State the number of lines, and only that number, in which the word "content" appears.

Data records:
★ ★ ★ ★ ★ ★ ★
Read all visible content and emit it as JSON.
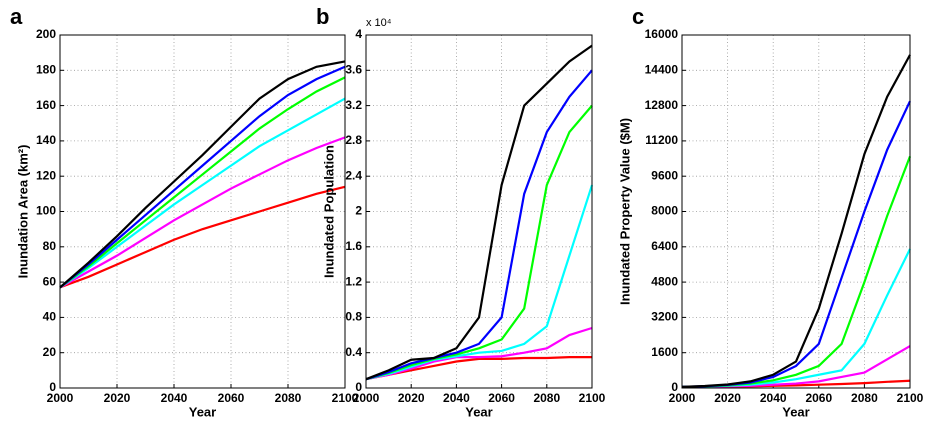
{
  "chart_data": [
    {
      "type": "line",
      "panel_label": "a",
      "x_label": "Year",
      "y_label": "Inundation Area (km²)",
      "x": [
        2000,
        2010,
        2020,
        2030,
        2040,
        2050,
        2060,
        2070,
        2080,
        2090,
        2100
      ],
      "xlim": [
        2000,
        2100
      ],
      "xticks": [
        2000,
        2020,
        2040,
        2060,
        2080,
        2100
      ],
      "ylim": [
        0,
        200
      ],
      "yticks": [
        0,
        20,
        40,
        60,
        80,
        100,
        120,
        140,
        160,
        180,
        200
      ],
      "grid": true,
      "series": [
        {
          "color": "#ff0000",
          "values": [
            57,
            63,
            70,
            77,
            84,
            90,
            95,
            100,
            105,
            110,
            114
          ]
        },
        {
          "color": "#ff00ff",
          "values": [
            57,
            66,
            75,
            85,
            95,
            104,
            113,
            121,
            129,
            136,
            142
          ]
        },
        {
          "color": "#00ffff",
          "values": [
            57,
            68,
            80,
            92,
            104,
            115,
            126,
            137,
            146,
            155,
            164
          ]
        },
        {
          "color": "#00ff00",
          "values": [
            57,
            69,
            82,
            95,
            108,
            121,
            134,
            147,
            158,
            168,
            176
          ]
        },
        {
          "color": "#0000ff",
          "values": [
            57,
            70,
            84,
            98,
            112,
            126,
            140,
            154,
            166,
            175,
            182
          ]
        },
        {
          "color": "#000000",
          "values": [
            57,
            71,
            86,
            102,
            117,
            132,
            148,
            164,
            175,
            182,
            185
          ]
        }
      ]
    },
    {
      "type": "line",
      "panel_label": "b",
      "x_label": "Year",
      "y_label": "Inundated Population",
      "axis_multiplier": "x 10⁴",
      "x": [
        2000,
        2010,
        2020,
        2030,
        2040,
        2050,
        2060,
        2070,
        2080,
        2090,
        2100
      ],
      "xlim": [
        2000,
        2100
      ],
      "xticks": [
        2000,
        2020,
        2040,
        2060,
        2080,
        2100
      ],
      "ylim": [
        0,
        4
      ],
      "yticks": [
        0,
        0.4,
        0.8,
        1.2,
        1.6,
        2,
        2.4,
        2.8,
        3.2,
        3.6,
        4
      ],
      "grid": true,
      "series": [
        {
          "color": "#ff0000",
          "values": [
            0.1,
            0.15,
            0.2,
            0.25,
            0.3,
            0.33,
            0.33,
            0.34,
            0.34,
            0.35,
            0.35
          ]
        },
        {
          "color": "#ff00ff",
          "values": [
            0.1,
            0.15,
            0.22,
            0.3,
            0.35,
            0.35,
            0.36,
            0.4,
            0.45,
            0.6,
            0.68
          ]
        },
        {
          "color": "#00ffff",
          "values": [
            0.1,
            0.16,
            0.24,
            0.32,
            0.36,
            0.4,
            0.42,
            0.5,
            0.7,
            1.5,
            2.3
          ]
        },
        {
          "color": "#00ff00",
          "values": [
            0.1,
            0.17,
            0.26,
            0.33,
            0.38,
            0.45,
            0.55,
            0.9,
            2.3,
            2.9,
            3.2
          ]
        },
        {
          "color": "#0000ff",
          "values": [
            0.1,
            0.18,
            0.28,
            0.34,
            0.4,
            0.5,
            0.8,
            2.2,
            2.9,
            3.3,
            3.6
          ]
        },
        {
          "color": "#000000",
          "values": [
            0.1,
            0.2,
            0.32,
            0.34,
            0.45,
            0.8,
            2.3,
            3.2,
            3.45,
            3.7,
            3.88
          ]
        }
      ]
    },
    {
      "type": "line",
      "panel_label": "c",
      "x_label": "Year",
      "y_label": "Inundated Property Value ($M)",
      "x": [
        2000,
        2010,
        2020,
        2030,
        2040,
        2050,
        2060,
        2070,
        2080,
        2090,
        2100
      ],
      "xlim": [
        2000,
        2100
      ],
      "xticks": [
        2000,
        2020,
        2040,
        2060,
        2080,
        2100
      ],
      "ylim": [
        0,
        16000
      ],
      "yticks": [
        0,
        1600,
        3200,
        4800,
        6400,
        8000,
        9600,
        11200,
        12800,
        14400,
        16000
      ],
      "grid": true,
      "series": [
        {
          "color": "#ff0000",
          "values": [
            50,
            55,
            70,
            80,
            100,
            120,
            150,
            180,
            220,
            280,
            330
          ]
        },
        {
          "color": "#ff00ff",
          "values": [
            50,
            60,
            80,
            100,
            150,
            200,
            300,
            500,
            700,
            1300,
            1900
          ]
        },
        {
          "color": "#00ffff",
          "values": [
            50,
            70,
            100,
            150,
            250,
            400,
            600,
            800,
            2000,
            4200,
            6300
          ]
        },
        {
          "color": "#00ff00",
          "values": [
            50,
            70,
            120,
            200,
            350,
            600,
            1000,
            2000,
            4800,
            7800,
            10500
          ]
        },
        {
          "color": "#0000ff",
          "values": [
            50,
            80,
            140,
            250,
            500,
            1000,
            2000,
            5000,
            8000,
            10800,
            13000
          ]
        },
        {
          "color": "#000000",
          "values": [
            50,
            90,
            160,
            300,
            600,
            1200,
            3600,
            7000,
            10600,
            13200,
            15100
          ]
        }
      ]
    }
  ]
}
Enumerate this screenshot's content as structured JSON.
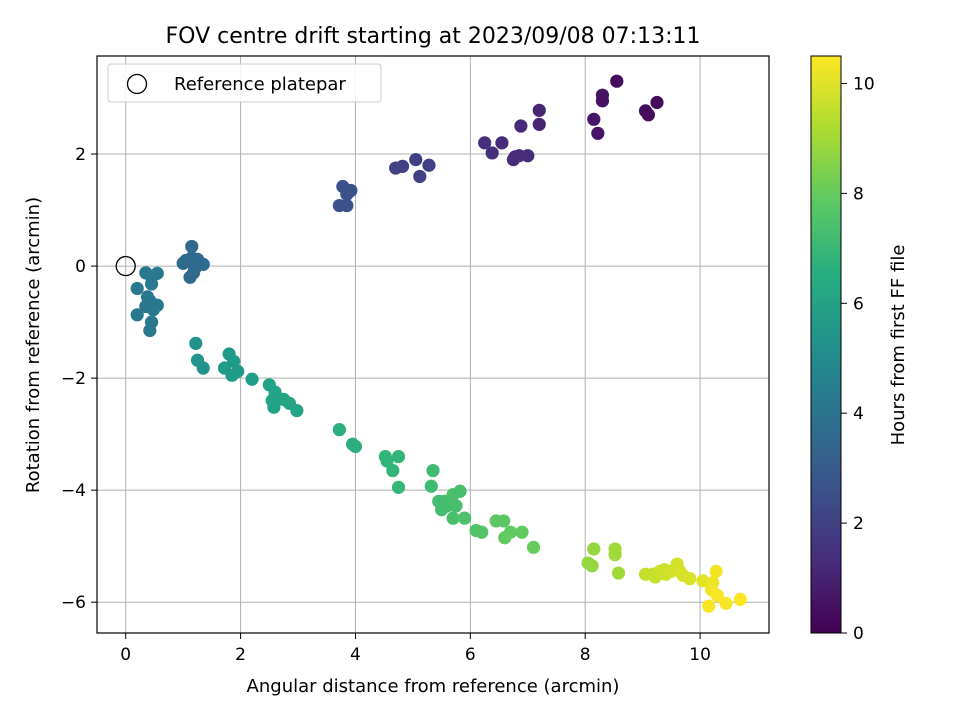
{
  "chart_data": {
    "type": "scatter",
    "title": "FOV centre drift starting at 2023/09/08 07:13:11",
    "xlabel": "Angular distance from reference (arcmin)",
    "ylabel": "Rotation from reference (arcmin)",
    "xlim": [
      -0.5,
      11.2
    ],
    "ylim": [
      -6.55,
      3.75
    ],
    "xticks": [
      0,
      2,
      4,
      6,
      8,
      10
    ],
    "yticks": [
      -6,
      -4,
      -2,
      0,
      2
    ],
    "grid": true,
    "legend": {
      "position": "upper-left",
      "entries": [
        "Reference platepar"
      ]
    },
    "reference_point": {
      "x": 0,
      "y": 0,
      "marker": "open-circle"
    },
    "colorbar": {
      "label": "Hours from first FF file",
      "range": [
        0,
        10.5
      ],
      "ticks": [
        0,
        2,
        4,
        6,
        8,
        10
      ],
      "colormap": "viridis"
    },
    "series": [
      {
        "points": [
          {
            "x": 8.55,
            "y": 3.3,
            "c": 0.3
          },
          {
            "x": 9.25,
            "y": 2.92,
            "c": 0.3
          },
          {
            "x": 9.05,
            "y": 2.77,
            "c": 0.3
          },
          {
            "x": 9.1,
            "y": 2.7,
            "c": 0.3
          },
          {
            "x": 8.3,
            "y": 3.05,
            "c": 0.5
          },
          {
            "x": 8.3,
            "y": 2.95,
            "c": 0.5
          },
          {
            "x": 8.15,
            "y": 2.62,
            "c": 0.6
          },
          {
            "x": 8.22,
            "y": 2.37,
            "c": 0.6
          },
          {
            "x": 7.2,
            "y": 2.78,
            "c": 1.1
          },
          {
            "x": 7.2,
            "y": 2.53,
            "c": 1.1
          },
          {
            "x": 6.88,
            "y": 2.5,
            "c": 1.2
          },
          {
            "x": 6.55,
            "y": 2.2,
            "c": 1.3
          },
          {
            "x": 6.25,
            "y": 2.2,
            "c": 1.4
          },
          {
            "x": 6.38,
            "y": 2.02,
            "c": 1.4
          },
          {
            "x": 6.75,
            "y": 1.9,
            "c": 1.3
          },
          {
            "x": 6.85,
            "y": 1.97,
            "c": 1.3
          },
          {
            "x": 7.0,
            "y": 1.97,
            "c": 1.3
          },
          {
            "x": 6.78,
            "y": 1.95,
            "c": 1.3
          },
          {
            "x": 5.05,
            "y": 1.9,
            "c": 2.0
          },
          {
            "x": 5.28,
            "y": 1.8,
            "c": 2.0
          },
          {
            "x": 5.12,
            "y": 1.6,
            "c": 2.0
          },
          {
            "x": 4.82,
            "y": 1.78,
            "c": 2.0
          },
          {
            "x": 4.7,
            "y": 1.75,
            "c": 2.0
          },
          {
            "x": 3.78,
            "y": 1.42,
            "c": 2.6
          },
          {
            "x": 3.92,
            "y": 1.35,
            "c": 2.6
          },
          {
            "x": 3.85,
            "y": 1.28,
            "c": 2.6
          },
          {
            "x": 3.72,
            "y": 1.08,
            "c": 2.6
          },
          {
            "x": 3.85,
            "y": 1.08,
            "c": 2.6
          },
          {
            "x": 1.15,
            "y": 0.35,
            "c": 3.6
          },
          {
            "x": 1.05,
            "y": 0.1,
            "c": 3.6
          },
          {
            "x": 1.15,
            "y": 0.15,
            "c": 3.6
          },
          {
            "x": 1.25,
            "y": 0.12,
            "c": 3.6
          },
          {
            "x": 1.35,
            "y": 0.03,
            "c": 3.6
          },
          {
            "x": 1.0,
            "y": 0.05,
            "c": 3.6
          },
          {
            "x": 1.2,
            "y": -0.05,
            "c": 3.6
          },
          {
            "x": 1.18,
            "y": -0.12,
            "c": 3.6
          },
          {
            "x": 1.12,
            "y": -0.2,
            "c": 3.6
          },
          {
            "x": 0.35,
            "y": -0.12,
            "c": 4.2
          },
          {
            "x": 0.55,
            "y": -0.13,
            "c": 4.2
          },
          {
            "x": 0.45,
            "y": -0.2,
            "c": 4.2
          },
          {
            "x": 0.45,
            "y": -0.32,
            "c": 4.2
          },
          {
            "x": 0.2,
            "y": -0.4,
            "c": 4.2
          },
          {
            "x": 0.38,
            "y": -0.55,
            "c": 4.2
          },
          {
            "x": 0.42,
            "y": -0.62,
            "c": 4.2
          },
          {
            "x": 0.55,
            "y": -0.7,
            "c": 4.2
          },
          {
            "x": 0.35,
            "y": -0.72,
            "c": 4.2
          },
          {
            "x": 0.48,
            "y": -0.78,
            "c": 4.2
          },
          {
            "x": 0.2,
            "y": -0.87,
            "c": 4.2
          },
          {
            "x": 0.45,
            "y": -1.0,
            "c": 4.2
          },
          {
            "x": 0.42,
            "y": -1.15,
            "c": 4.2
          },
          {
            "x": 1.22,
            "y": -1.38,
            "c": 5.3
          },
          {
            "x": 1.25,
            "y": -1.68,
            "c": 5.4
          },
          {
            "x": 1.35,
            "y": -1.82,
            "c": 5.4
          },
          {
            "x": 1.8,
            "y": -1.57,
            "c": 5.7
          },
          {
            "x": 1.88,
            "y": -1.7,
            "c": 5.7
          },
          {
            "x": 1.72,
            "y": -1.82,
            "c": 5.7
          },
          {
            "x": 1.95,
            "y": -1.88,
            "c": 5.7
          },
          {
            "x": 1.85,
            "y": -1.95,
            "c": 5.7
          },
          {
            "x": 2.2,
            "y": -2.02,
            "c": 5.8
          },
          {
            "x": 2.5,
            "y": -2.12,
            "c": 6.0
          },
          {
            "x": 2.6,
            "y": -2.25,
            "c": 6.0
          },
          {
            "x": 2.55,
            "y": -2.4,
            "c": 6.0
          },
          {
            "x": 2.58,
            "y": -2.52,
            "c": 6.0
          },
          {
            "x": 2.75,
            "y": -2.38,
            "c": 6.1
          },
          {
            "x": 2.85,
            "y": -2.45,
            "c": 6.1
          },
          {
            "x": 2.98,
            "y": -2.58,
            "c": 6.1
          },
          {
            "x": 3.72,
            "y": -2.92,
            "c": 6.6
          },
          {
            "x": 3.95,
            "y": -3.18,
            "c": 6.6
          },
          {
            "x": 4.0,
            "y": -3.22,
            "c": 6.6
          },
          {
            "x": 4.52,
            "y": -3.4,
            "c": 6.9
          },
          {
            "x": 4.55,
            "y": -3.48,
            "c": 6.9
          },
          {
            "x": 4.75,
            "y": -3.4,
            "c": 6.9
          },
          {
            "x": 4.65,
            "y": -3.65,
            "c": 6.9
          },
          {
            "x": 4.75,
            "y": -3.95,
            "c": 7.0
          },
          {
            "x": 5.35,
            "y": -3.65,
            "c": 7.2
          },
          {
            "x": 5.32,
            "y": -3.93,
            "c": 7.2
          },
          {
            "x": 5.45,
            "y": -4.2,
            "c": 7.3
          },
          {
            "x": 5.55,
            "y": -4.2,
            "c": 7.3
          },
          {
            "x": 5.5,
            "y": -4.35,
            "c": 7.3
          },
          {
            "x": 5.6,
            "y": -4.28,
            "c": 7.3
          },
          {
            "x": 5.7,
            "y": -4.08,
            "c": 7.4
          },
          {
            "x": 5.75,
            "y": -4.28,
            "c": 7.4
          },
          {
            "x": 5.82,
            "y": -4.02,
            "c": 7.4
          },
          {
            "x": 5.7,
            "y": -4.5,
            "c": 7.4
          },
          {
            "x": 5.9,
            "y": -4.5,
            "c": 7.5
          },
          {
            "x": 6.1,
            "y": -4.72,
            "c": 7.6
          },
          {
            "x": 6.2,
            "y": -4.75,
            "c": 7.6
          },
          {
            "x": 6.45,
            "y": -4.55,
            "c": 7.8
          },
          {
            "x": 6.58,
            "y": -4.55,
            "c": 7.8
          },
          {
            "x": 6.6,
            "y": -4.85,
            "c": 7.9
          },
          {
            "x": 6.7,
            "y": -4.75,
            "c": 7.9
          },
          {
            "x": 6.9,
            "y": -4.75,
            "c": 7.9
          },
          {
            "x": 7.1,
            "y": -5.02,
            "c": 8.0
          },
          {
            "x": 8.15,
            "y": -5.05,
            "c": 8.8
          },
          {
            "x": 8.05,
            "y": -5.3,
            "c": 8.8
          },
          {
            "x": 8.12,
            "y": -5.35,
            "c": 8.8
          },
          {
            "x": 8.52,
            "y": -5.05,
            "c": 9.0
          },
          {
            "x": 8.52,
            "y": -5.15,
            "c": 9.0
          },
          {
            "x": 8.58,
            "y": -5.48,
            "c": 9.0
          },
          {
            "x": 9.05,
            "y": -5.5,
            "c": 9.6
          },
          {
            "x": 9.18,
            "y": -5.5,
            "c": 9.6
          },
          {
            "x": 9.22,
            "y": -5.55,
            "c": 9.6
          },
          {
            "x": 9.3,
            "y": -5.45,
            "c": 9.7
          },
          {
            "x": 9.38,
            "y": -5.42,
            "c": 9.7
          },
          {
            "x": 9.4,
            "y": -5.5,
            "c": 9.7
          },
          {
            "x": 9.5,
            "y": -5.45,
            "c": 9.8
          },
          {
            "x": 9.6,
            "y": -5.32,
            "c": 9.8
          },
          {
            "x": 9.65,
            "y": -5.45,
            "c": 9.8
          },
          {
            "x": 9.7,
            "y": -5.52,
            "c": 9.9
          },
          {
            "x": 9.82,
            "y": -5.58,
            "c": 9.9
          },
          {
            "x": 10.05,
            "y": -5.62,
            "c": 10.1
          },
          {
            "x": 10.22,
            "y": -5.65,
            "c": 10.2
          },
          {
            "x": 10.28,
            "y": -5.45,
            "c": 10.3
          },
          {
            "x": 10.2,
            "y": -5.78,
            "c": 10.3
          },
          {
            "x": 10.3,
            "y": -5.88,
            "c": 10.4
          },
          {
            "x": 10.15,
            "y": -6.07,
            "c": 10.4
          },
          {
            "x": 10.45,
            "y": -6.02,
            "c": 10.4
          },
          {
            "x": 10.7,
            "y": -5.95,
            "c": 10.5
          }
        ]
      }
    ]
  }
}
★ ★ ★ ★ ★ ★ ★
WRITTEN SOLUTION: 2